Record extracts start

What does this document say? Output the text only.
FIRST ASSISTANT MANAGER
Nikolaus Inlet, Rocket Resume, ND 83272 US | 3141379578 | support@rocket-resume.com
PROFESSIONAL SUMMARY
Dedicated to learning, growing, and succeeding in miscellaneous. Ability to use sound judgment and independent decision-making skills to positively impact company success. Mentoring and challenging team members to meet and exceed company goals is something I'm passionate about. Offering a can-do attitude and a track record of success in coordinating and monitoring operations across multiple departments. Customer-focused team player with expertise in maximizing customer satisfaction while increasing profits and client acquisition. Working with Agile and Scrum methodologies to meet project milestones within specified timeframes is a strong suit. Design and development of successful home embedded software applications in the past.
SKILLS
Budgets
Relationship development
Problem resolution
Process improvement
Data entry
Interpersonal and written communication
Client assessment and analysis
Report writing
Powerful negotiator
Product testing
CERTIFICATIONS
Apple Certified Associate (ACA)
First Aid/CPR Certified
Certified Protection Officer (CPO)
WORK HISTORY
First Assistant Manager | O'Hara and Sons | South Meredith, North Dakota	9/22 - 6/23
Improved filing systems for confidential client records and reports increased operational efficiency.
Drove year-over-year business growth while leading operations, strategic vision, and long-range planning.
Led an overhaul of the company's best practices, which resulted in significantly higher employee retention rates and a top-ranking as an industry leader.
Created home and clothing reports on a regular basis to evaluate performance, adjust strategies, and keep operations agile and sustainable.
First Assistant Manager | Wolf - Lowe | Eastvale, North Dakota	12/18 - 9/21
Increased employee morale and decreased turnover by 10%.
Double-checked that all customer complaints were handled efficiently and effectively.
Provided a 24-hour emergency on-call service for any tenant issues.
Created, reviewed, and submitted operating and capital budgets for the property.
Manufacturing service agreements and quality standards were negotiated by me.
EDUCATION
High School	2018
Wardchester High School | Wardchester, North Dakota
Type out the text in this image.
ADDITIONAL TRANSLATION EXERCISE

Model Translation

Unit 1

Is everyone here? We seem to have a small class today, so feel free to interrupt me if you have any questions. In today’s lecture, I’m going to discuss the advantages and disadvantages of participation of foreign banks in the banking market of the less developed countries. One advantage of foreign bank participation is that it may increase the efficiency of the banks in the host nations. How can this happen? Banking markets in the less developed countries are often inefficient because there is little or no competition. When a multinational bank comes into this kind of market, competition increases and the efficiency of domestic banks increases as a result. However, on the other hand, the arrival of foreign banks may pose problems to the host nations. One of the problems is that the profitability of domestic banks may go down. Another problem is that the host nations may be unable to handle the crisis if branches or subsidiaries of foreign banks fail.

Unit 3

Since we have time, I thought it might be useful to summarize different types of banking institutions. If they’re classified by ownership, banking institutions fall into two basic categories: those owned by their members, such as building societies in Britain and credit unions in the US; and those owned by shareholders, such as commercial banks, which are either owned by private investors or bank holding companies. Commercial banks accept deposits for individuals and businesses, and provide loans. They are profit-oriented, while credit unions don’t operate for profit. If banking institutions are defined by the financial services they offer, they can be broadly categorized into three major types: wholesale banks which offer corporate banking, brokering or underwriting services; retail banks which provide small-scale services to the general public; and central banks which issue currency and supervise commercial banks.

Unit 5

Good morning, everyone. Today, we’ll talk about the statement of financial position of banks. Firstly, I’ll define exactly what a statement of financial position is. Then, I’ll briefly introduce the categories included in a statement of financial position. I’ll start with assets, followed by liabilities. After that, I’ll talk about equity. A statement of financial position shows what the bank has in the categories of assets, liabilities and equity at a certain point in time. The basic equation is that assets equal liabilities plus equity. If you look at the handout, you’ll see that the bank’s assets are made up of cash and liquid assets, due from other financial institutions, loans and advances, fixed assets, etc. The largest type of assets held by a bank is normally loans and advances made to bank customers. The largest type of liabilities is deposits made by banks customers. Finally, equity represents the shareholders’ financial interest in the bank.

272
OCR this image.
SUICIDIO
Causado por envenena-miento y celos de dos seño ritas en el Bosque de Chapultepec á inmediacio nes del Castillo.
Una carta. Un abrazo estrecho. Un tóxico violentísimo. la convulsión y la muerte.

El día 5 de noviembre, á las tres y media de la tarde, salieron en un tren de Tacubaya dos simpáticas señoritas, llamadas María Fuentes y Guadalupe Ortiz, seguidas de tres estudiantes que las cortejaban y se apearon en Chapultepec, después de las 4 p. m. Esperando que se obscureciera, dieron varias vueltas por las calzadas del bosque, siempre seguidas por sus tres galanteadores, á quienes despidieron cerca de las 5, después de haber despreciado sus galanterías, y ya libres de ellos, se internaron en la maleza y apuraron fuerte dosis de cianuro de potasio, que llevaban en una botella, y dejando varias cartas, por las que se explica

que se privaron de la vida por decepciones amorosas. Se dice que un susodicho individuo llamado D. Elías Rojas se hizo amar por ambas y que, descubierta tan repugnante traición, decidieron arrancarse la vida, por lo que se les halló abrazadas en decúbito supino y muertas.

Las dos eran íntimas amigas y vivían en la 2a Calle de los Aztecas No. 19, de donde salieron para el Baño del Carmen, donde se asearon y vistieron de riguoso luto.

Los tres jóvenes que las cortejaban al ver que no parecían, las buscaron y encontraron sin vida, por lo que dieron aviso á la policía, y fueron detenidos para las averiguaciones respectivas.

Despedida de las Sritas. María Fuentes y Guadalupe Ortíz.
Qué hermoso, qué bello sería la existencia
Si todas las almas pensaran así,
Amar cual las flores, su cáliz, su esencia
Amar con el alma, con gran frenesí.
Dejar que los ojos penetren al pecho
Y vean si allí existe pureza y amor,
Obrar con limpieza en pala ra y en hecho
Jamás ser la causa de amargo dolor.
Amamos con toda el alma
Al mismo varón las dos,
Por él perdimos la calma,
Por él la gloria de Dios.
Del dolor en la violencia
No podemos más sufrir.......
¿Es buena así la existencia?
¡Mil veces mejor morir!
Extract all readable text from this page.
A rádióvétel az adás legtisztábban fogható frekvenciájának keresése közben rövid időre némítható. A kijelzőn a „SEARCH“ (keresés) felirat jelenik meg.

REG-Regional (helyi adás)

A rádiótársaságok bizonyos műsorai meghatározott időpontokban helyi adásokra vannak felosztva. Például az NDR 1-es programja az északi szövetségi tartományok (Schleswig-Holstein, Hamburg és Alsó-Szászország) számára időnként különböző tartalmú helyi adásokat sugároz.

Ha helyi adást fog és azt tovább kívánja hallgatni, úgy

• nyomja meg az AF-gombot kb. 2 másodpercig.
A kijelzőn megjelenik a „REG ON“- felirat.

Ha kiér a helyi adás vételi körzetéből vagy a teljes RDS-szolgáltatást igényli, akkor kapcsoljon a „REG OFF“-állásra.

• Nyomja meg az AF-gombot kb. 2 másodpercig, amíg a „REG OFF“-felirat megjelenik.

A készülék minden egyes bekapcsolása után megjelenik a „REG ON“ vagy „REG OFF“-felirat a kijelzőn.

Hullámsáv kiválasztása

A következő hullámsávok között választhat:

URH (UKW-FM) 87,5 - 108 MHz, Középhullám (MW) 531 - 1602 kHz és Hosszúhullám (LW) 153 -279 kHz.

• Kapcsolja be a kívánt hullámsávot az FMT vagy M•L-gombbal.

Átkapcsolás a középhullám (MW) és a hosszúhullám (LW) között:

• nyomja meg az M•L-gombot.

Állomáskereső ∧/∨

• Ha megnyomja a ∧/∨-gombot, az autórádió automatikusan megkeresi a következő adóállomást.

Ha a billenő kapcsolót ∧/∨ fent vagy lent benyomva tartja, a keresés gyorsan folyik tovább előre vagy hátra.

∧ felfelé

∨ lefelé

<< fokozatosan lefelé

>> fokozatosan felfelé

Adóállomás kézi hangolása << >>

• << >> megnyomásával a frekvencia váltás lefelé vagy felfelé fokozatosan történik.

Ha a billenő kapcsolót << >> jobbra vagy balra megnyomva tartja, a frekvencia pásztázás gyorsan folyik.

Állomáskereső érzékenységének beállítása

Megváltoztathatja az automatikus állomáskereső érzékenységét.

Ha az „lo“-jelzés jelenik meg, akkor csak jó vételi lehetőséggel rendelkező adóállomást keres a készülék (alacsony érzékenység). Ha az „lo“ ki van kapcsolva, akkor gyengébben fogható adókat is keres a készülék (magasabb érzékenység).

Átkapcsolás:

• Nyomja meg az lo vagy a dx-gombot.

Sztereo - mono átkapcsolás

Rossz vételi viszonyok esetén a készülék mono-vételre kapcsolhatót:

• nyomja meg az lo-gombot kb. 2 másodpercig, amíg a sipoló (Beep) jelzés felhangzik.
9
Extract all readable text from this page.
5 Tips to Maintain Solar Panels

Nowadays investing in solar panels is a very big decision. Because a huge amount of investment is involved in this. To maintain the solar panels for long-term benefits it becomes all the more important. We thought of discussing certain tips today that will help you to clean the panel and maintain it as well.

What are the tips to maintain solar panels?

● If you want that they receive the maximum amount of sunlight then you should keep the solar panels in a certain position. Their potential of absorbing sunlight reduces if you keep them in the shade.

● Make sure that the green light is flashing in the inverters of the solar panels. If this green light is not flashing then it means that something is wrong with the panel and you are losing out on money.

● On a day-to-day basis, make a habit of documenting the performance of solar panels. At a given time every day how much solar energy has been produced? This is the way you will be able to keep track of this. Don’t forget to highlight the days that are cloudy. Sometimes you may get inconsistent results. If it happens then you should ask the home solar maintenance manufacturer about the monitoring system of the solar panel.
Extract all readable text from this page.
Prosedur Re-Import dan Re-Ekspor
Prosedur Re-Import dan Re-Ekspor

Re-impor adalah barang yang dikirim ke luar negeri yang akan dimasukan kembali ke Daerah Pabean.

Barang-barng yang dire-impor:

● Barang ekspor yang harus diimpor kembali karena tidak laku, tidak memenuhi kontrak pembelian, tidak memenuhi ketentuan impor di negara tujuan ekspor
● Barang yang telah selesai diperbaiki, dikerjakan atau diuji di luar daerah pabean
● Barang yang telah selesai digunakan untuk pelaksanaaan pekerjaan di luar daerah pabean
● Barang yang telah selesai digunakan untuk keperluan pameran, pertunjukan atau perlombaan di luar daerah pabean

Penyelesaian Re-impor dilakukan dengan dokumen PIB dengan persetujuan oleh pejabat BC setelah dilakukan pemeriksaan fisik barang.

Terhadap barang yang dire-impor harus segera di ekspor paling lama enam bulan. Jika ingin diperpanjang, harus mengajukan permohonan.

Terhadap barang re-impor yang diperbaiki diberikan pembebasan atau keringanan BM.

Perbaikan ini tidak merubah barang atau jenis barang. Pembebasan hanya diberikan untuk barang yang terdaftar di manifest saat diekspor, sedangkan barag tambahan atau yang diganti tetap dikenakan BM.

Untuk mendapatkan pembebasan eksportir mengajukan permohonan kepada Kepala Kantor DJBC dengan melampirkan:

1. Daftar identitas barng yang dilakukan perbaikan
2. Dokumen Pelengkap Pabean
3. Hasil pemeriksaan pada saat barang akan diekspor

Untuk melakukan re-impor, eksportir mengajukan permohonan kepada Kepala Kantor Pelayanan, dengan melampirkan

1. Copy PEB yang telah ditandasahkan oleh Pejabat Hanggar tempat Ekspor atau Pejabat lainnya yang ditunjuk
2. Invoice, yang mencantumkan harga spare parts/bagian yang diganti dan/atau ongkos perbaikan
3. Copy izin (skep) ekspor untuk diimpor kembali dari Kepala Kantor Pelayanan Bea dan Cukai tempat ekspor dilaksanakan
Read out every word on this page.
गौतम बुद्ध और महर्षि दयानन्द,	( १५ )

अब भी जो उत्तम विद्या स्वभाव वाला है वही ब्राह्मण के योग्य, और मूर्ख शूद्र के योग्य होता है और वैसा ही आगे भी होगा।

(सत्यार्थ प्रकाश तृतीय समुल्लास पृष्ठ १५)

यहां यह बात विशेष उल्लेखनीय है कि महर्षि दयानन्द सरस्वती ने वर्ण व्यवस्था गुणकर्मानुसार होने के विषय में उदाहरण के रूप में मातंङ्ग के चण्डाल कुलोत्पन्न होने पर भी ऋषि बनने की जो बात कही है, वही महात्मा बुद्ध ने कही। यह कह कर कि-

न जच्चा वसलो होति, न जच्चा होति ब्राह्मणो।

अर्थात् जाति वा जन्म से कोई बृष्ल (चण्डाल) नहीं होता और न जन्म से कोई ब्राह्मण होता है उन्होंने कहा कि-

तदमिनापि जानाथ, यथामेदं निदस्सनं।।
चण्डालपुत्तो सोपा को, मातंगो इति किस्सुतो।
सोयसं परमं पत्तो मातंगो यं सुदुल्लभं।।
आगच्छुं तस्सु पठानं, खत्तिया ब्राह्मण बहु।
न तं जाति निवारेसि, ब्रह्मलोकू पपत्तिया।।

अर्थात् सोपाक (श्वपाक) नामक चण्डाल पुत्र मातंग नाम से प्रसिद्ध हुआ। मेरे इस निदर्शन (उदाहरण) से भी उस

Record extracts end

Request: Gather each line in the data that holds the string "North".

Full response:
First Assistant Manager | O'Hara and Sons | South Meredith, North Dakota	9/22 - 6/23
First Assistant Manager | Wolf - Lowe | Eastvale, North Dakota	12/18 - 9/21
Wardchester High School | Wardchester, North Dakota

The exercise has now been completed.